■ Problem details ■
Write the material out again, line by line, exactly as it is.

■ Recorded data ■
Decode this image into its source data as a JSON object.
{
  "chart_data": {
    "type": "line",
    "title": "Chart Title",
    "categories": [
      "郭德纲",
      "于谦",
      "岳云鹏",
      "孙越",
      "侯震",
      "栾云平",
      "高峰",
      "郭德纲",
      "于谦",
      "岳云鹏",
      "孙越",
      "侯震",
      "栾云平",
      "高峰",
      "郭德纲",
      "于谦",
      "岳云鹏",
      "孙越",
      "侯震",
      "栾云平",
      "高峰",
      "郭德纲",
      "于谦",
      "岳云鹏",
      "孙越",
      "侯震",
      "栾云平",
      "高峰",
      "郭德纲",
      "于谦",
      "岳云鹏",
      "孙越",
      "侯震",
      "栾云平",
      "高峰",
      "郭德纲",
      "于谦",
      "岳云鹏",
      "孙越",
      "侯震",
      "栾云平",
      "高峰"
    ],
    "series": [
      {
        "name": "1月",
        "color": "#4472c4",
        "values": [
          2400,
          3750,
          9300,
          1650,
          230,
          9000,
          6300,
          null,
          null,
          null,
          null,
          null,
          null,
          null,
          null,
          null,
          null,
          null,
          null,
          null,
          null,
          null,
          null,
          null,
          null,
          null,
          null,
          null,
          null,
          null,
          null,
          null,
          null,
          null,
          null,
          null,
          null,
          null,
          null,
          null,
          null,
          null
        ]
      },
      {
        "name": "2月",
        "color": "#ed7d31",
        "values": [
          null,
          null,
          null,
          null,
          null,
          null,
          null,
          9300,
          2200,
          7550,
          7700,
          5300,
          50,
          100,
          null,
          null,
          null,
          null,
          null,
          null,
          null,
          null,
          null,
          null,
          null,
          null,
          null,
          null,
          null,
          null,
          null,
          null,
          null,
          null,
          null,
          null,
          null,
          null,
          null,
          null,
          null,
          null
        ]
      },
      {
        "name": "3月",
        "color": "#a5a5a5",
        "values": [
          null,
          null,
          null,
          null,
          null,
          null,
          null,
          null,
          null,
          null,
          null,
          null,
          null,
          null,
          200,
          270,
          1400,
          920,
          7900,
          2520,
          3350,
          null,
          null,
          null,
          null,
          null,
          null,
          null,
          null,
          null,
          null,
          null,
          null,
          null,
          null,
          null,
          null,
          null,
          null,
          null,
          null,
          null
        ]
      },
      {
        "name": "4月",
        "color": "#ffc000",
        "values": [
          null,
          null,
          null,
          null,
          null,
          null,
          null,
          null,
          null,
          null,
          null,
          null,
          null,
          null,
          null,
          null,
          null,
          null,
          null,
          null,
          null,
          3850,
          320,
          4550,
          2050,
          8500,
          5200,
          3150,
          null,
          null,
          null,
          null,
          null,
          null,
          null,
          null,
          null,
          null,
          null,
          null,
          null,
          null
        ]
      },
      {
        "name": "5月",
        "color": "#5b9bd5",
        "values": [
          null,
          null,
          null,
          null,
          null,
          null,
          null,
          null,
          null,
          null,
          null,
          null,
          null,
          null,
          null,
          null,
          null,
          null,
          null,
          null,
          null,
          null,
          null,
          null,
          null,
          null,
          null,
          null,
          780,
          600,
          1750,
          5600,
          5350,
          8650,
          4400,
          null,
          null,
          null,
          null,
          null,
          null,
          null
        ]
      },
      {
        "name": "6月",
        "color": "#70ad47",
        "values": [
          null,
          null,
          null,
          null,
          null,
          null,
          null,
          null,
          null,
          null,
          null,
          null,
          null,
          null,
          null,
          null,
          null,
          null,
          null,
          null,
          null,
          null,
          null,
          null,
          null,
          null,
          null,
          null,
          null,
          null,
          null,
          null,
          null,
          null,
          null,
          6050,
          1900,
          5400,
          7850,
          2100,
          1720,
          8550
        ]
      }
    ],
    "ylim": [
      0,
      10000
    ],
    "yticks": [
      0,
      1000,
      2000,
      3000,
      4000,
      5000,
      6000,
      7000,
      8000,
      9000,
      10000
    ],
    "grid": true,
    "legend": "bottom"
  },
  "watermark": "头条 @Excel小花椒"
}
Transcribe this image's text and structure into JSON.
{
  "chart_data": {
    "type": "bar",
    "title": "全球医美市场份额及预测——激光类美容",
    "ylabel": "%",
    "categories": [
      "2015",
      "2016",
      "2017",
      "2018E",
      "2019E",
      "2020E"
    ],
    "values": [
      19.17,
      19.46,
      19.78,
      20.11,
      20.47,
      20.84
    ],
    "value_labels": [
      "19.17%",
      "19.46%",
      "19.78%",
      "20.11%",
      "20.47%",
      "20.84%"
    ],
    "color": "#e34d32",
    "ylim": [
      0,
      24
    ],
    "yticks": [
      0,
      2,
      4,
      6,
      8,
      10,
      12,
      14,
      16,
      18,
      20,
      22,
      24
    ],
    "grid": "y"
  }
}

■ The answer ■
Decode this image into its source data as a JSON object.
{
  "chart_data": {
    "type": "line",
    "title": "Chart Title",
    "categories": [
      "郭德纲",
      "于谦",
      "岳云鹏",
      "孙越",
      "侯震",
      "栾云平",
      "高峰",
      "郭德纲",
      "于谦",
      "岳云鹏",
      "孙越",
      "侯震",
      "栾云平",
      "高峰",
      "郭德纲",
      "于谦",
      "岳云鹏",
      "孙越",
      "侯震",
      "栾云平",
      "高峰",
      "郭德纲",
      "于谦",
      "岳云鹏",
      "孙越",
      "侯震",
      "栾云平",
      "高峰",
      "郭德纲",
      "于谦",
      "岳云鹏",
      "孙越",
      "侯震",
      "栾云平",
      "高峰",
      "郭德纲",
      "于谦",
      "岳云鹏",
      "孙越",
      "侯震",
      "栾云平",
      "高峰"
    ],
    "series": [
      {
        "name": "1月",
        "color": "#4472c4",
        "values": [
          2400,
          3750,
          9300,
          1650,
          230,
          9000,
          6300,
          null,
          null,
          null,
          null,
          null,
          null,
          null,
          null,
          null,
          null,
          null,
          null,
          null,
          null,
          null,
          null,
          null,
          null,
          null,
          null,
          null,
          null,
          null,
          null,
          null,
          null,
          null,
          null,
          null,
          null,
          null,
          null,
          null,
          null,
          null
        ]
      },
      {
        "name": "2月",
        "color": "#ed7d31",
        "values": [
          null,
          null,
          null,
          null,
          null,
          null,
          null,
          9300,
          2200,
          7550,
          7700,
          5300,
          50,
          100,
          null,
          null,
          null,
          null,
          null,
          null,
          null,
          null,
          null,
          null,
          null,
          null,
          null,
          null,
          null,
          null,
          null,
          null,
          null,
          null,
          null,
          null,
          null,
          null,
          null,
          null,
          null,
          null
        ]
      },
      {
        "name": "3月",
        "color": "#a5a5a5",
        "values": [
          null,
          null,
          null,
          null,
          null,
          null,
          null,
          null,
          null,
          null,
          null,
          null,
          null,
          null,
          200,
          270,
          1400,
          920,
          7900,
          2520,
          3350,
          null,
          null,
          null,
          null,
          null,
          null,
          null,
          null,
          null,
          null,
          null,
          null,
          null,
          null,
          null,
          null,
          null,
          null,
          null,
          null,
          null
        ]
      },
      {
        "name": "4月",
        "color": "#ffc000",
        "values": [
          null,
          null,
          null,
          null,
          null,
          null,
          null,
          null,
          null,
          null,
          null,
          null,
          null,
          null,
          null,
          null,
          null,
          null,
          null,
          null,
          null,
          3850,
          320,
          4550,
          2050,
          8500,
          5200,
          3150,
          null,
          null,
          null,
          null,
          null,
          null,
          null,
          null,
          null,
          null,
          null,
          null,
          null,
          null
        ]
      },
      {
        "name": "5月",
        "color": "#5b9bd5",
        "values": [
          null,
          null,
          null,
          null,
          null,
          null,
          null,
          null,
          null,
          null,
          null,
          null,
          null,
          null,
          null,
          null,
          null,
          null,
          null,
          null,
          null,
          null,
          null,
          null,
          null,
          null,
          null,
          null,
          780,
          600,
          1750,
          5600,
          5350,
          8650,
          4400,
          null,
          null,
          null,
          null,
          null,
          null,
          null
        ]
      },
      {
        "name": "6月",
        "color": "#70ad47",
        "values": [
          null,
          null,
          null,
          null,
          null,
          null,
          null,
          null,
          null,
          null,
          null,
          null,
          null,
          null,
          null,
          null,
          null,
          null,
          null,
          null,
          null,
          null,
          null,
          null,
          null,
          null,
          null,
          null,
          null,
          null,
          null,
          null,
          null,
          null,
          null,
          6050,
          1900,
          5400,
          7850,
          2100,
          1720,
          8550
        ]
      }
    ],
    "ylim": [
      0,
      10000
    ],
    "yticks": [
      0,
      1000,
      2000,
      3000,
      4000,
      5000,
      6000,
      7000,
      8000,
      9000,
      10000
    ],
    "grid": true,
    "legend": "bottom"
  },
  "watermark": "头条 @Excel小花椒"
}
Transcribe this image's text and structure into JSON.
{
  "chart_data": {
    "type": "bar",
    "title": "全球医美市场份额及预测——激光类美容",
    "ylabel": "%",
    "categories": [
      "2015",
      "2016",
      "2017",
      "2018E",
      "2019E",
      "2020E"
    ],
    "values": [
      19.17,
      19.46,
      19.78,
      20.11,
      20.47,
      20.84
    ],
    "value_labels": [
      "19.17%",
      "19.46%",
      "19.78%",
      "20.11%",
      "20.47%",
      "20.84%"
    ],
    "color": "#e34d32",
    "ylim": [
      0,
      24
    ],
    "yticks": [
      0,
      2,
      4,
      6,
      8,
      10,
      12,
      14,
      16,
      18,
      20,
      22,
      24
    ],
    "grid": "y"
  }
}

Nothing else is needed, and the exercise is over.